TASK DIRECTIONS: Write out all the entries word for word, but skip any images.

RECORDS PROVIDED:
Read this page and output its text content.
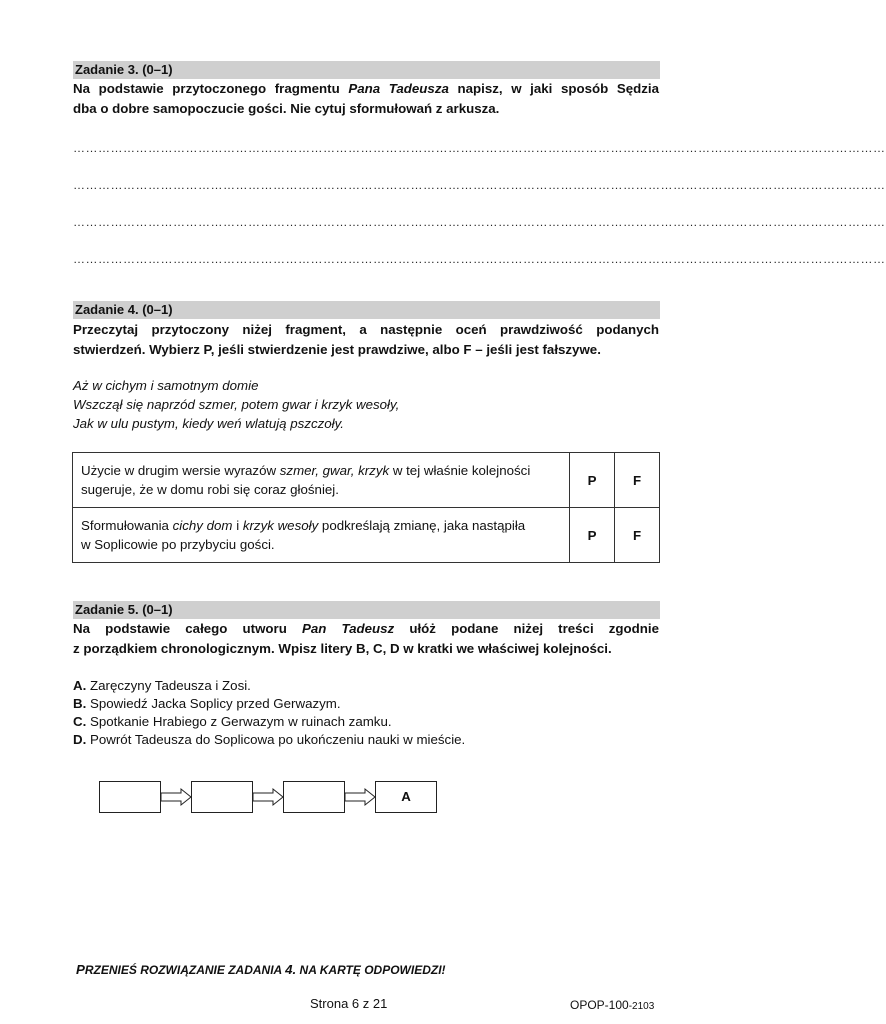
Zadanie 3. (0–1)

Na podstawie przytoczonego fragmentu Pana Tadeusza napisz, w jaki sposób Sędzia
dba o dobre samopoczucie gości. Nie cytuj sformułowań z arkusza.

……………………………………………………………………………………………………………………………………………………………………………
……………………………………………………………………………………………………………………………………………………………………………
……………………………………………………………………………………………………………………………………………………………………………
……………………………………………………………………………………………………………………………………………………………………………
Zadanie 4. (0–1)

Przeczytaj przytoczony niżej fragment, a następnie oceń prawdziwość podanych
stwierdzeń. Wybierz P, jeśli stwierdzenie jest prawdziwe, albo F – jeśli jest fałszywe.

Aż w cichym i samotnym domie
Wszczął się naprzód szmer, potem gwar i krzyk wesoły,
Jak w ulu pustym, kiedy weń wlatują pszczoły.
Użycie w drugim wersie wyrazów szmer, gwar, krzyk w tej właśnie kolejności
sugeruje, że w domu robi się coraz głośniej.	P	F
Sformułowania cichy dom i krzyk wesoły podkreślają zmianę, jaka nastąpiła
w Soplicowie po przybyciu gości.	P	F
Zadanie 5. (0–1)

Na podstawie całego utworu Pan Tadeusz ułóż podane niżej treści zgodnie
z porządkiem chronologicznym. Wpisz litery B, C, D w kratki we właściwej kolejności.

A. Zaręczyny Tadeusza i Zosi.
B. Spowiedź Jacka Soplicy przed Gerwazym.
C. Spotkanie Hrabiego z Gerwazym w ruinach zamku.
D. Powrót Tadeusza do Soplicowa po ukończeniu nauki w mieście.
A
PRZENIEŚ ROZWIĄZANIE ZADANIA 4. NA KARTĘ ODPOWIEDZI!
Strona 6 z 21	OPOP-100-2103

RESPONSE BELOW:
Read this page and output its text content.
Zadanie 3. (0–1)

Na podstawie przytoczonego fragmentu Pana Tadeusza napisz, w jaki sposób Sędzia
dba o dobre samopoczucie gości. Nie cytuj sformułowań z arkusza.

……………………………………………………………………………………………………………………………………………………………………………
……………………………………………………………………………………………………………………………………………………………………………
……………………………………………………………………………………………………………………………………………………………………………
……………………………………………………………………………………………………………………………………………………………………………
Zadanie 4. (0–1)

Przeczytaj przytoczony niżej fragment, a następnie oceń prawdziwość podanych
stwierdzeń. Wybierz P, jeśli stwierdzenie jest prawdziwe, albo F – jeśli jest fałszywe.

Aż w cichym i samotnym domie
Wszczął się naprzód szmer, potem gwar i krzyk wesoły,
Jak w ulu pustym, kiedy weń wlatują pszczoły.
Użycie w drugim wersie wyrazów szmer, gwar, krzyk w tej właśnie kolejności
sugeruje, że w domu robi się coraz głośniej.	P	F
Sformułowania cichy dom i krzyk wesoły podkreślają zmianę, jaka nastąpiła
w Soplicowie po przybyciu gości.	P	F
Zadanie 5. (0–1)

Na podstawie całego utworu Pan Tadeusz ułóż podane niżej treści zgodnie
z porządkiem chronologicznym. Wpisz litery B, C, D w kratki we właściwej kolejności.

A. Zaręczyny Tadeusza i Zosi.
B. Spowiedź Jacka Soplicy przed Gerwazym.
C. Spotkanie Hrabiego z Gerwazym w ruinach zamku.
D. Powrót Tadeusza do Soplicowa po ukończeniu nauki w mieście.
A
PRZENIEŚ ROZWIĄZANIE ZADANIA 4. NA KARTĘ ODPOWIEDZI!
Strona 6 z 21	OPOP-100-2103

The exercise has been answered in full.